Page text dataset records
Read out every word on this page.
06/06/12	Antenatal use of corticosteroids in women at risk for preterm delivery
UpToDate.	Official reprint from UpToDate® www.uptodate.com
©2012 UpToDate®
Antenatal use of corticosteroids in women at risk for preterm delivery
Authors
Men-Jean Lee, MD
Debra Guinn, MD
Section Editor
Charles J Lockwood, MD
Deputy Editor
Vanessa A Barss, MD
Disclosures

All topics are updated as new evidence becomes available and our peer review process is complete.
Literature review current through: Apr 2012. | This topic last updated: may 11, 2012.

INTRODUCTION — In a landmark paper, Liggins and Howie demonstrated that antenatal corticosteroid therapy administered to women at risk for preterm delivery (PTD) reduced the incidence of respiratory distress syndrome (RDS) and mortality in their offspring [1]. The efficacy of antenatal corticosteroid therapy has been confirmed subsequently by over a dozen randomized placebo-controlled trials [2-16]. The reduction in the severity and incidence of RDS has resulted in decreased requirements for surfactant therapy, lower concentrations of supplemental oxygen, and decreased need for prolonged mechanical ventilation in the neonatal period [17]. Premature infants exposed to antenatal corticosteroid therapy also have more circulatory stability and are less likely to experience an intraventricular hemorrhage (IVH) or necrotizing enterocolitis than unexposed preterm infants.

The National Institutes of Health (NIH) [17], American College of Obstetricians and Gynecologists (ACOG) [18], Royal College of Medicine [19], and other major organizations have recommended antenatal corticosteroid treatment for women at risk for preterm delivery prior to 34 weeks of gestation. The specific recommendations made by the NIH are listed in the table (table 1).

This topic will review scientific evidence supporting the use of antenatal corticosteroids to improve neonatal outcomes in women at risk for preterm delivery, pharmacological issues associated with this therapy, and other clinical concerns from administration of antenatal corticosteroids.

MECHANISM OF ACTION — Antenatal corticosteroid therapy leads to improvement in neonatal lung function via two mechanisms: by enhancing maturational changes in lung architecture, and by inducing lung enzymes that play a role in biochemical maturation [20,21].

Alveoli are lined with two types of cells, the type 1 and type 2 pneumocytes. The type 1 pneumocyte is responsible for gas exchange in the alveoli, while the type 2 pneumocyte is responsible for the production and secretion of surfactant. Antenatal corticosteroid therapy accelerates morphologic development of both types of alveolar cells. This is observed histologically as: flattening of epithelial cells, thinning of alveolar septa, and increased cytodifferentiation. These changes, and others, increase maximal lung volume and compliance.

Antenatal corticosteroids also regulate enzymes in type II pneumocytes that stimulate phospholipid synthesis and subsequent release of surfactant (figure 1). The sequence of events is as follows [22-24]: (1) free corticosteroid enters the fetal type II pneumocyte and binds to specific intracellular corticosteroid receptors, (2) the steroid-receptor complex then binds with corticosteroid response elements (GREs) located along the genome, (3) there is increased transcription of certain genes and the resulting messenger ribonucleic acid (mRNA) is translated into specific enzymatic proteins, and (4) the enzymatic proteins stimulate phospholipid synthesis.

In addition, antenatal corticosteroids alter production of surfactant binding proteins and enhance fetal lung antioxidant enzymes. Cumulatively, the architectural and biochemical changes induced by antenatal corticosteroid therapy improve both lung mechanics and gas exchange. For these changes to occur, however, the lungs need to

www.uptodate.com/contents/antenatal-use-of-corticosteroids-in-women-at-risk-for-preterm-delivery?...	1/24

● Task statement: Please repeat the data above verbatim, all of it.

● Result:
Read out every word on this page.
06/06/12	Antenatal use of corticosteroids in women at risk for preterm delivery
UpToDate.	Official reprint from UpToDate® www.uptodate.com
©2012 UpToDate®
Antenatal use of corticosteroids in women at risk for preterm delivery
Authors
Men-Jean Lee, MD
Debra Guinn, MD
Section Editor
Charles J Lockwood, MD
Deputy Editor
Vanessa A Barss, MD
Disclosures

All topics are updated as new evidence becomes available and our peer review process is complete.
Literature review current through: Apr 2012. | This topic last updated: may 11, 2012.

INTRODUCTION — In a landmark paper, Liggins and Howie demonstrated that antenatal corticosteroid therapy administered to women at risk for preterm delivery (PTD) reduced the incidence of respiratory distress syndrome (RDS) and mortality in their offspring [1]. The efficacy of antenatal corticosteroid therapy has been confirmed subsequently by over a dozen randomized placebo-controlled trials [2-16]. The reduction in the severity and incidence of RDS has resulted in decreased requirements for surfactant therapy, lower concentrations of supplemental oxygen, and decreased need for prolonged mechanical ventilation in the neonatal period [17]. Premature infants exposed to antenatal corticosteroid therapy also have more circulatory stability and are less likely to experience an intraventricular hemorrhage (IVH) or necrotizing enterocolitis than unexposed preterm infants.

The National Institutes of Health (NIH) [17], American College of Obstetricians and Gynecologists (ACOG) [18], Royal College of Medicine [19], and other major organizations have recommended antenatal corticosteroid treatment for women at risk for preterm delivery prior to 34 weeks of gestation. The specific recommendations made by the NIH are listed in the table (table 1).

This topic will review scientific evidence supporting the use of antenatal corticosteroids to improve neonatal outcomes in women at risk for preterm delivery, pharmacological issues associated with this therapy, and other clinical concerns from administration of antenatal corticosteroids.

MECHANISM OF ACTION — Antenatal corticosteroid therapy leads to improvement in neonatal lung function via two mechanisms: by enhancing maturational changes in lung architecture, and by inducing lung enzymes that play a role in biochemical maturation [20,21].

Alveoli are lined with two types of cells, the type 1 and type 2 pneumocytes. The type 1 pneumocyte is responsible for gas exchange in the alveoli, while the type 2 pneumocyte is responsible for the production and secretion of surfactant. Antenatal corticosteroid therapy accelerates morphologic development of both types of alveolar cells. This is observed histologically as: flattening of epithelial cells, thinning of alveolar septa, and increased cytodifferentiation. These changes, and others, increase maximal lung volume and compliance.

Antenatal corticosteroids also regulate enzymes in type II pneumocytes that stimulate phospholipid synthesis and subsequent release of surfactant (figure 1). The sequence of events is as follows [22-24]: (1) free corticosteroid enters the fetal type II pneumocyte and binds to specific intracellular corticosteroid receptors, (2) the steroid-receptor complex then binds with corticosteroid response elements (GREs) located along the genome, (3) there is increased transcription of certain genes and the resulting messenger ribonucleic acid (mRNA) is translated into specific enzymatic proteins, and (4) the enzymatic proteins stimulate phospholipid synthesis.

In addition, antenatal corticosteroids alter production of surfactant binding proteins and enhance fetal lung antioxidant enzymes. Cumulatively, the architectural and biochemical changes induced by antenatal corticosteroid therapy improve both lung mechanics and gas exchange. For these changes to occur, however, the lungs need to

www.uptodate.com/contents/antenatal-use-of-corticosteroids-in-women-at-risk-for-preterm-delivery?...	1/24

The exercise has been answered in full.